Dataset records:
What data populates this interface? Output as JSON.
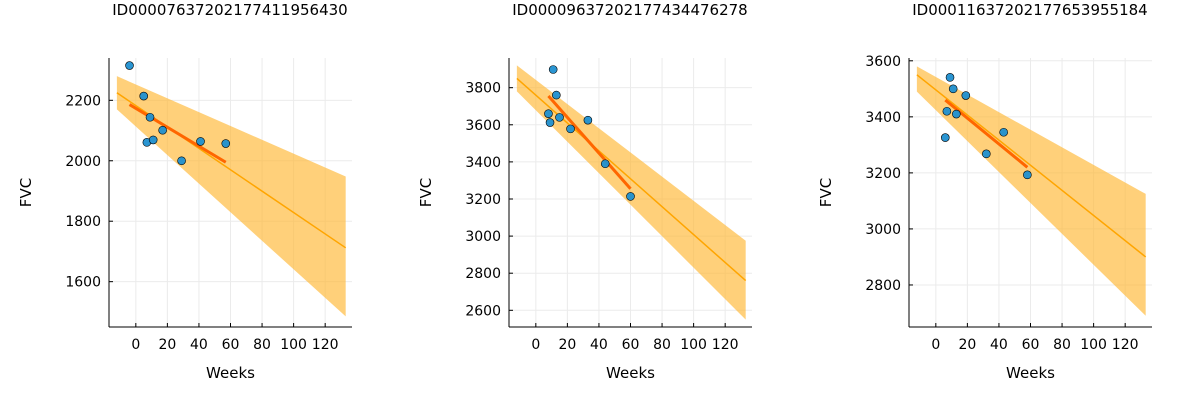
{
  "chart_data": [
    {
      "type": "scatter",
      "title": "ID00007637202177411956430",
      "xlabel": "Weeks",
      "ylabel": "FVC",
      "xlim": [
        -17,
        137
      ],
      "ylim": [
        1450,
        2340
      ],
      "xticks": [
        0,
        20,
        40,
        60,
        80,
        100,
        120
      ],
      "yticks": [
        1600,
        1800,
        2000,
        2200
      ],
      "grid": true,
      "colors": {
        "points": "#1f8fd0",
        "fit": "#ff6600",
        "band": "#ffb732",
        "band_line": "#ffa500"
      },
      "points": [
        {
          "x": -4,
          "y": 2315
        },
        {
          "x": 5,
          "y": 2214
        },
        {
          "x": 7,
          "y": 2061
        },
        {
          "x": 9,
          "y": 2144
        },
        {
          "x": 11,
          "y": 2069
        },
        {
          "x": 17,
          "y": 2101
        },
        {
          "x": 29,
          "y": 2000
        },
        {
          "x": 41,
          "y": 2064
        },
        {
          "x": 57,
          "y": 2057
        }
      ],
      "fit_line": {
        "x": [
          -4,
          57
        ],
        "y": [
          2186,
          1995
        ]
      },
      "prediction": {
        "x": [
          -12,
          133
        ],
        "mean": [
          2225,
          1712
        ],
        "lower": [
          2170,
          1485
        ],
        "upper": [
          2280,
          1948
        ]
      }
    },
    {
      "type": "scatter",
      "title": "ID00009637202177434476278",
      "xlabel": "Weeks",
      "ylabel": "FVC",
      "xlim": [
        -17,
        137
      ],
      "ylim": [
        2510,
        3960
      ],
      "xticks": [
        0,
        20,
        40,
        60,
        80,
        100,
        120
      ],
      "yticks": [
        2600,
        2800,
        3000,
        3200,
        3400,
        3600,
        3800
      ],
      "grid": true,
      "colors": {
        "points": "#1f8fd0",
        "fit": "#ff6600",
        "band": "#ffb732",
        "band_line": "#ffa500"
      },
      "points": [
        {
          "x": 8,
          "y": 3660
        },
        {
          "x": 9,
          "y": 3612
        },
        {
          "x": 11,
          "y": 3898
        },
        {
          "x": 13,
          "y": 3760
        },
        {
          "x": 15,
          "y": 3640
        },
        {
          "x": 22,
          "y": 3578
        },
        {
          "x": 33,
          "y": 3625
        },
        {
          "x": 44,
          "y": 3390
        },
        {
          "x": 60,
          "y": 3214
        }
      ],
      "fit_line": {
        "x": [
          8,
          60
        ],
        "y": [
          3755,
          3255
        ]
      },
      "prediction": {
        "x": [
          -12,
          133
        ],
        "mean": [
          3850,
          2760
        ],
        "lower": [
          3780,
          2550
        ],
        "upper": [
          3920,
          2975
        ]
      }
    },
    {
      "type": "scatter",
      "title": "ID00011637202177653955184",
      "xlabel": "Weeks",
      "ylabel": "FVC",
      "xlim": [
        -17,
        137
      ],
      "ylim": [
        2650,
        3610
      ],
      "xticks": [
        0,
        20,
        40,
        60,
        80,
        100,
        120
      ],
      "yticks": [
        2800,
        3000,
        3200,
        3400,
        3600
      ],
      "grid": true,
      "colors": {
        "points": "#1f8fd0",
        "fit": "#ff6600",
        "band": "#ffb732",
        "band_line": "#ffa500"
      },
      "points": [
        {
          "x": 6,
          "y": 3326
        },
        {
          "x": 7,
          "y": 3420
        },
        {
          "x": 9,
          "y": 3541
        },
        {
          "x": 11,
          "y": 3500
        },
        {
          "x": 13,
          "y": 3410
        },
        {
          "x": 19,
          "y": 3476
        },
        {
          "x": 32,
          "y": 3268
        },
        {
          "x": 43,
          "y": 3345
        },
        {
          "x": 58,
          "y": 3193
        }
      ],
      "fit_line": {
        "x": [
          6,
          58
        ],
        "y": [
          3460,
          3220
        ]
      },
      "prediction": {
        "x": [
          -12,
          133
        ],
        "mean": [
          3550,
          2900
        ],
        "lower": [
          3490,
          2690
        ],
        "upper": [
          3580,
          3125
        ]
      }
    }
  ]
}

Exercise objective:
Strip the images and reproduce the remaining records precisely.

Answer:
What data populates this interface? Output as JSON.
{
  "chart_data": [
    {
      "type": "scatter",
      "title": "ID00007637202177411956430",
      "xlabel": "Weeks",
      "ylabel": "FVC",
      "xlim": [
        -17,
        137
      ],
      "ylim": [
        1450,
        2340
      ],
      "xticks": [
        0,
        20,
        40,
        60,
        80,
        100,
        120
      ],
      "yticks": [
        1600,
        1800,
        2000,
        2200
      ],
      "grid": true,
      "colors": {
        "points": "#1f8fd0",
        "fit": "#ff6600",
        "band": "#ffb732",
        "band_line": "#ffa500"
      },
      "points": [
        {
          "x": -4,
          "y": 2315
        },
        {
          "x": 5,
          "y": 2214
        },
        {
          "x": 7,
          "y": 2061
        },
        {
          "x": 9,
          "y": 2144
        },
        {
          "x": 11,
          "y": 2069
        },
        {
          "x": 17,
          "y": 2101
        },
        {
          "x": 29,
          "y": 2000
        },
        {
          "x": 41,
          "y": 2064
        },
        {
          "x": 57,
          "y": 2057
        }
      ],
      "fit_line": {
        "x": [
          -4,
          57
        ],
        "y": [
          2186,
          1995
        ]
      },
      "prediction": {
        "x": [
          -12,
          133
        ],
        "mean": [
          2225,
          1712
        ],
        "lower": [
          2170,
          1485
        ],
        "upper": [
          2280,
          1948
        ]
      }
    },
    {
      "type": "scatter",
      "title": "ID00009637202177434476278",
      "xlabel": "Weeks",
      "ylabel": "FVC",
      "xlim": [
        -17,
        137
      ],
      "ylim": [
        2510,
        3960
      ],
      "xticks": [
        0,
        20,
        40,
        60,
        80,
        100,
        120
      ],
      "yticks": [
        2600,
        2800,
        3000,
        3200,
        3400,
        3600,
        3800
      ],
      "grid": true,
      "colors": {
        "points": "#1f8fd0",
        "fit": "#ff6600",
        "band": "#ffb732",
        "band_line": "#ffa500"
      },
      "points": [
        {
          "x": 8,
          "y": 3660
        },
        {
          "x": 9,
          "y": 3612
        },
        {
          "x": 11,
          "y": 3898
        },
        {
          "x": 13,
          "y": 3760
        },
        {
          "x": 15,
          "y": 3640
        },
        {
          "x": 22,
          "y": 3578
        },
        {
          "x": 33,
          "y": 3625
        },
        {
          "x": 44,
          "y": 3390
        },
        {
          "x": 60,
          "y": 3214
        }
      ],
      "fit_line": {
        "x": [
          8,
          60
        ],
        "y": [
          3755,
          3255
        ]
      },
      "prediction": {
        "x": [
          -12,
          133
        ],
        "mean": [
          3850,
          2760
        ],
        "lower": [
          3780,
          2550
        ],
        "upper": [
          3920,
          2975
        ]
      }
    },
    {
      "type": "scatter",
      "title": "ID00011637202177653955184",
      "xlabel": "Weeks",
      "ylabel": "FVC",
      "xlim": [
        -17,
        137
      ],
      "ylim": [
        2650,
        3610
      ],
      "xticks": [
        0,
        20,
        40,
        60,
        80,
        100,
        120
      ],
      "yticks": [
        2800,
        3000,
        3200,
        3400,
        3600
      ],
      "grid": true,
      "colors": {
        "points": "#1f8fd0",
        "fit": "#ff6600",
        "band": "#ffb732",
        "band_line": "#ffa500"
      },
      "points": [
        {
          "x": 6,
          "y": 3326
        },
        {
          "x": 7,
          "y": 3420
        },
        {
          "x": 9,
          "y": 3541
        },
        {
          "x": 11,
          "y": 3500
        },
        {
          "x": 13,
          "y": 3410
        },
        {
          "x": 19,
          "y": 3476
        },
        {
          "x": 32,
          "y": 3268
        },
        {
          "x": 43,
          "y": 3345
        },
        {
          "x": 58,
          "y": 3193
        }
      ],
      "fit_line": {
        "x": [
          6,
          58
        ],
        "y": [
          3460,
          3220
        ]
      },
      "prediction": {
        "x": [
          -12,
          133
        ],
        "mean": [
          3550,
          2900
        ],
        "lower": [
          3490,
          2690
        ],
        "upper": [
          3580,
          3125
        ]
      }
    }
  ]
}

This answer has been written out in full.